* _Job_
Output all of the data below exactly as given.

*-*-*

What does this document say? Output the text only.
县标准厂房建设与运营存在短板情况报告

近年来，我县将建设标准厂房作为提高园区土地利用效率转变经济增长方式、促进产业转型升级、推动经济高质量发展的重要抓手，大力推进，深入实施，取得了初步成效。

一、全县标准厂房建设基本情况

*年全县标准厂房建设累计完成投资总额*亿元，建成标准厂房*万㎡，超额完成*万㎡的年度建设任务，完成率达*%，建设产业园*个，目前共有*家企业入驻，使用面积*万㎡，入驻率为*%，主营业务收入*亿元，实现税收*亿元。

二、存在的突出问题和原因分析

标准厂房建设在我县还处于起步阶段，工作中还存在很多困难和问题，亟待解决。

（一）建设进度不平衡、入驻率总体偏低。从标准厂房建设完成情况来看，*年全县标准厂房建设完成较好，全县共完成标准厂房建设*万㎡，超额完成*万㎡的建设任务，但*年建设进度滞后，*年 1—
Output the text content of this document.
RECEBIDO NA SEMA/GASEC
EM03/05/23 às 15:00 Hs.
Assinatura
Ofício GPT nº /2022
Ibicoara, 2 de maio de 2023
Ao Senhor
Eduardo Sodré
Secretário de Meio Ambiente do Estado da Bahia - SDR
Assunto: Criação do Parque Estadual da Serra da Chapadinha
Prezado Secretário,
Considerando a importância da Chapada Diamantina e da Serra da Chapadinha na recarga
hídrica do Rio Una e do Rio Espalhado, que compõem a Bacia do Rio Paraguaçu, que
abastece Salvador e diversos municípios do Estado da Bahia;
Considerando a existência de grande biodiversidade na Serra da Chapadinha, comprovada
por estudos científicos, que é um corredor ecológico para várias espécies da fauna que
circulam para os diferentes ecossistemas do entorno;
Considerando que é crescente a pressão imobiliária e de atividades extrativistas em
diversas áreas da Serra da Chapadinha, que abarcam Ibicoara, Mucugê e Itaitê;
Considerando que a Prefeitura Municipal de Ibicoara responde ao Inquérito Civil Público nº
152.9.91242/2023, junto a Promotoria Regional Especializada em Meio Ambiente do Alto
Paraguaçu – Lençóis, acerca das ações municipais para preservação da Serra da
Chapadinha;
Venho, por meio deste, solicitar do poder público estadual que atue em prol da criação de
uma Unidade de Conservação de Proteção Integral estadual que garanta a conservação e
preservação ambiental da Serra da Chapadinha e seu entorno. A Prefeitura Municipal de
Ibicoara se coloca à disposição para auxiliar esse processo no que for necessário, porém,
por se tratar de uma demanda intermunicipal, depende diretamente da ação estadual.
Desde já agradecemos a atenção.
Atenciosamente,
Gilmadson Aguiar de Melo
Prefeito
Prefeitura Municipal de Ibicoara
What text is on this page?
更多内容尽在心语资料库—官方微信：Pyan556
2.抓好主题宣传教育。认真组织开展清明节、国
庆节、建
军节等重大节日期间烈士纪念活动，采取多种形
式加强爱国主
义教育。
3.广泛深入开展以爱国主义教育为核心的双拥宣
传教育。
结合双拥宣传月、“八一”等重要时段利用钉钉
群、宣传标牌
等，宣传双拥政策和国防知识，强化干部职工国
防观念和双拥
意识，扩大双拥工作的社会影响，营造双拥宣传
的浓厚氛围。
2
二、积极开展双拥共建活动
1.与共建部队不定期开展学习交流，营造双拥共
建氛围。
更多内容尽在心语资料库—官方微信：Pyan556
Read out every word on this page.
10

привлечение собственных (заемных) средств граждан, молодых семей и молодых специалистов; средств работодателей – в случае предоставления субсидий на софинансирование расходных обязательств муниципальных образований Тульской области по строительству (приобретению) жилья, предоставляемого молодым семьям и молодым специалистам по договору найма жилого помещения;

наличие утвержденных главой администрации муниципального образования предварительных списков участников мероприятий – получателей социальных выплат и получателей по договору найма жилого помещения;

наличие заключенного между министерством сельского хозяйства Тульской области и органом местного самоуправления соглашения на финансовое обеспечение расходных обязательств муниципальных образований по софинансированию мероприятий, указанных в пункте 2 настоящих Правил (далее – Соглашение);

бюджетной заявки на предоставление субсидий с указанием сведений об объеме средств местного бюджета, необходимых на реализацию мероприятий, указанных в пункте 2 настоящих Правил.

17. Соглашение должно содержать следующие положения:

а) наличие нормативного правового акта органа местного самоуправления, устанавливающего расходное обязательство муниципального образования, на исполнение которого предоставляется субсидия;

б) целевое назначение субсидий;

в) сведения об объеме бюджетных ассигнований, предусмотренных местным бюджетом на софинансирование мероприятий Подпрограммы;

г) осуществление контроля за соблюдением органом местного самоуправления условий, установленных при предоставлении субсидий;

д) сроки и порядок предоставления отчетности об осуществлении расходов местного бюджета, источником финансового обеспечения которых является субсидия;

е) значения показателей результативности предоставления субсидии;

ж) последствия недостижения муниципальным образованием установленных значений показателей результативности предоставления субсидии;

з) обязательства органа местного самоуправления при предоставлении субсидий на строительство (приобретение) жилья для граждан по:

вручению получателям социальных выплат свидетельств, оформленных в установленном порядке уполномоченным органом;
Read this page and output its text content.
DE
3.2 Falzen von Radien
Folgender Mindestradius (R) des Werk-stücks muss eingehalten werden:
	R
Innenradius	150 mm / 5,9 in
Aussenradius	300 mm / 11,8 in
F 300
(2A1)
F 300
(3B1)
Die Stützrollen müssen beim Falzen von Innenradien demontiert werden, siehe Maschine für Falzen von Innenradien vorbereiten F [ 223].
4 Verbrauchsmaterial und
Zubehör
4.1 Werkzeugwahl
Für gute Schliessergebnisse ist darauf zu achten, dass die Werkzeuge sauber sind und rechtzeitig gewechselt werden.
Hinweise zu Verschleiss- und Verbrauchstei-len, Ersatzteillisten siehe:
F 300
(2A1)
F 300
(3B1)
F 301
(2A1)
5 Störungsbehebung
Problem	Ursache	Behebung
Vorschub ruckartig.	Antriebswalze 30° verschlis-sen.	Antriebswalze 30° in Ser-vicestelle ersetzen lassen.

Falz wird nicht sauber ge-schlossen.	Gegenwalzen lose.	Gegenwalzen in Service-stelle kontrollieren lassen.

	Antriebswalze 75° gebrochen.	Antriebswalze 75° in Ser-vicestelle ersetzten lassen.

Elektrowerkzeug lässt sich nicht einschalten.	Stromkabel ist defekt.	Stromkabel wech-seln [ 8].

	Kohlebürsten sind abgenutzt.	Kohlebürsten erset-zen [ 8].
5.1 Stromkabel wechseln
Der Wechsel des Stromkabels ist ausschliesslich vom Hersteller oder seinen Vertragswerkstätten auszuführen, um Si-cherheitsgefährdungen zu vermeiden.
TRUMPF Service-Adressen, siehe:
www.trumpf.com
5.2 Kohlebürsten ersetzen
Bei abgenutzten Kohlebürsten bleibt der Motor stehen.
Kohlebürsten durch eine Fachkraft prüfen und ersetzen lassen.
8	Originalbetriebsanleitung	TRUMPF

*-*-*

* _Exercise output_
What does this document say? Output the text only.
县标准厂房建设与运营存在短板情况报告

近年来，我县将建设标准厂房作为提高园区土地利用效率转变经济增长方式、促进产业转型升级、推动经济高质量发展的重要抓手，大力推进，深入实施，取得了初步成效。

一、全县标准厂房建设基本情况

*年全县标准厂房建设累计完成投资总额*亿元，建成标准厂房*万㎡，超额完成*万㎡的年度建设任务，完成率达*%，建设产业园*个，目前共有*家企业入驻，使用面积*万㎡，入驻率为*%，主营业务收入*亿元，实现税收*亿元。

二、存在的突出问题和原因分析

标准厂房建设在我县还处于起步阶段，工作中还存在很多困难和问题，亟待解决。

（一）建设进度不平衡、入驻率总体偏低。从标准厂房建设完成情况来看，*年全县标准厂房建设完成较好，全县共完成标准厂房建设*万㎡，超额完成*万㎡的建设任务，但*年建设进度滞后，*年 1—
Output the text content of this document.
RECEBIDO NA SEMA/GASEC
EM03/05/23 às 15:00 Hs.
Assinatura
Ofício GPT nº /2022
Ibicoara, 2 de maio de 2023
Ao Senhor
Eduardo Sodré
Secretário de Meio Ambiente do Estado da Bahia - SDR
Assunto: Criação do Parque Estadual da Serra da Chapadinha
Prezado Secretário,
Considerando a importância da Chapada Diamantina e da Serra da Chapadinha na recarga
hídrica do Rio Una e do Rio Espalhado, que compõem a Bacia do Rio Paraguaçu, que
abastece Salvador e diversos municípios do Estado da Bahia;
Considerando a existência de grande biodiversidade na Serra da Chapadinha, comprovada
por estudos científicos, que é um corredor ecológico para várias espécies da fauna que
circulam para os diferentes ecossistemas do entorno;
Considerando que é crescente a pressão imobiliária e de atividades extrativistas em
diversas áreas da Serra da Chapadinha, que abarcam Ibicoara, Mucugê e Itaitê;
Considerando que a Prefeitura Municipal de Ibicoara responde ao Inquérito Civil Público nº
152.9.91242/2023, junto a Promotoria Regional Especializada em Meio Ambiente do Alto
Paraguaçu – Lençóis, acerca das ações municipais para preservação da Serra da
Chapadinha;
Venho, por meio deste, solicitar do poder público estadual que atue em prol da criação de
uma Unidade de Conservação de Proteção Integral estadual que garanta a conservação e
preservação ambiental da Serra da Chapadinha e seu entorno. A Prefeitura Municipal de
Ibicoara se coloca à disposição para auxiliar esse processo no que for necessário, porém,
por se tratar de uma demanda intermunicipal, depende diretamente da ação estadual.
Desde já agradecemos a atenção.
Atenciosamente,
Gilmadson Aguiar de Melo
Prefeito
Prefeitura Municipal de Ibicoara
What text is on this page?
更多内容尽在心语资料库—官方微信：Pyan556
2.抓好主题宣传教育。认真组织开展清明节、国
庆节、建
军节等重大节日期间烈士纪念活动，采取多种形
式加强爱国主
义教育。
3.广泛深入开展以爱国主义教育为核心的双拥宣
传教育。
结合双拥宣传月、“八一”等重要时段利用钉钉
群、宣传标牌
等，宣传双拥政策和国防知识，强化干部职工国
防观念和双拥
意识，扩大双拥工作的社会影响，营造双拥宣传
的浓厚氛围。
2
二、积极开展双拥共建活动
1.与共建部队不定期开展学习交流，营造双拥共
建氛围。
更多内容尽在心语资料库—官方微信：Pyan556
Read out every word on this page.
10

привлечение собственных (заемных) средств граждан, молодых семей и молодых специалистов; средств работодателей – в случае предоставления субсидий на софинансирование расходных обязательств муниципальных образований Тульской области по строительству (приобретению) жилья, предоставляемого молодым семьям и молодым специалистам по договору найма жилого помещения;

наличие утвержденных главой администрации муниципального образования предварительных списков участников мероприятий – получателей социальных выплат и получателей по договору найма жилого помещения;

наличие заключенного между министерством сельского хозяйства Тульской области и органом местного самоуправления соглашения на финансовое обеспечение расходных обязательств муниципальных образований по софинансированию мероприятий, указанных в пункте 2 настоящих Правил (далее – Соглашение);

бюджетной заявки на предоставление субсидий с указанием сведений об объеме средств местного бюджета, необходимых на реализацию мероприятий, указанных в пункте 2 настоящих Правил.

17. Соглашение должно содержать следующие положения:

а) наличие нормативного правового акта органа местного самоуправления, устанавливающего расходное обязательство муниципального образования, на исполнение которого предоставляется субсидия;

б) целевое назначение субсидий;

в) сведения об объеме бюджетных ассигнований, предусмотренных местным бюджетом на софинансирование мероприятий Подпрограммы;

г) осуществление контроля за соблюдением органом местного самоуправления условий, установленных при предоставлении субсидий;

д) сроки и порядок предоставления отчетности об осуществлении расходов местного бюджета, источником финансового обеспечения которых является субсидия;

е) значения показателей результативности предоставления субсидии;

ж) последствия недостижения муниципальным образованием установленных значений показателей результативности предоставления субсидии;

з) обязательства органа местного самоуправления при предоставлении субсидий на строительство (приобретение) жилья для граждан по:

вручению получателям социальных выплат свидетельств, оформленных в установленном порядке уполномоченным органом;
Read this page and output its text content.
DE
3.2 Falzen von Radien
Folgender Mindestradius (R) des Werk-stücks muss eingehalten werden:
	R
Innenradius	150 mm / 5,9 in
Aussenradius	300 mm / 11,8 in
F 300
(2A1)
F 300
(3B1)
Die Stützrollen müssen beim Falzen von Innenradien demontiert werden, siehe Maschine für Falzen von Innenradien vorbereiten F [ 223].
4 Verbrauchsmaterial und
Zubehör
4.1 Werkzeugwahl
Für gute Schliessergebnisse ist darauf zu achten, dass die Werkzeuge sauber sind und rechtzeitig gewechselt werden.
Hinweise zu Verschleiss- und Verbrauchstei-len, Ersatzteillisten siehe:
F 300
(2A1)
F 300
(3B1)
F 301
(2A1)
5 Störungsbehebung
Problem	Ursache	Behebung
Vorschub ruckartig.	Antriebswalze 30° verschlis-sen.	Antriebswalze 30° in Ser-vicestelle ersetzen lassen.

Falz wird nicht sauber ge-schlossen.	Gegenwalzen lose.	Gegenwalzen in Service-stelle kontrollieren lassen.

	Antriebswalze 75° gebrochen.	Antriebswalze 75° in Ser-vicestelle ersetzten lassen.

Elektrowerkzeug lässt sich nicht einschalten.	Stromkabel ist defekt.	Stromkabel wech-seln [ 8].

	Kohlebürsten sind abgenutzt.	Kohlebürsten erset-zen [ 8].
5.1 Stromkabel wechseln
Der Wechsel des Stromkabels ist ausschliesslich vom Hersteller oder seinen Vertragswerkstätten auszuführen, um Si-cherheitsgefährdungen zu vermeiden.
TRUMPF Service-Adressen, siehe:
www.trumpf.com
5.2 Kohlebürsten ersetzen
Bei abgenutzten Kohlebürsten bleibt der Motor stehen.
Kohlebürsten durch eine Fachkraft prüfen und ersetzen lassen.
8	Originalbetriebsanleitung	TRUMPF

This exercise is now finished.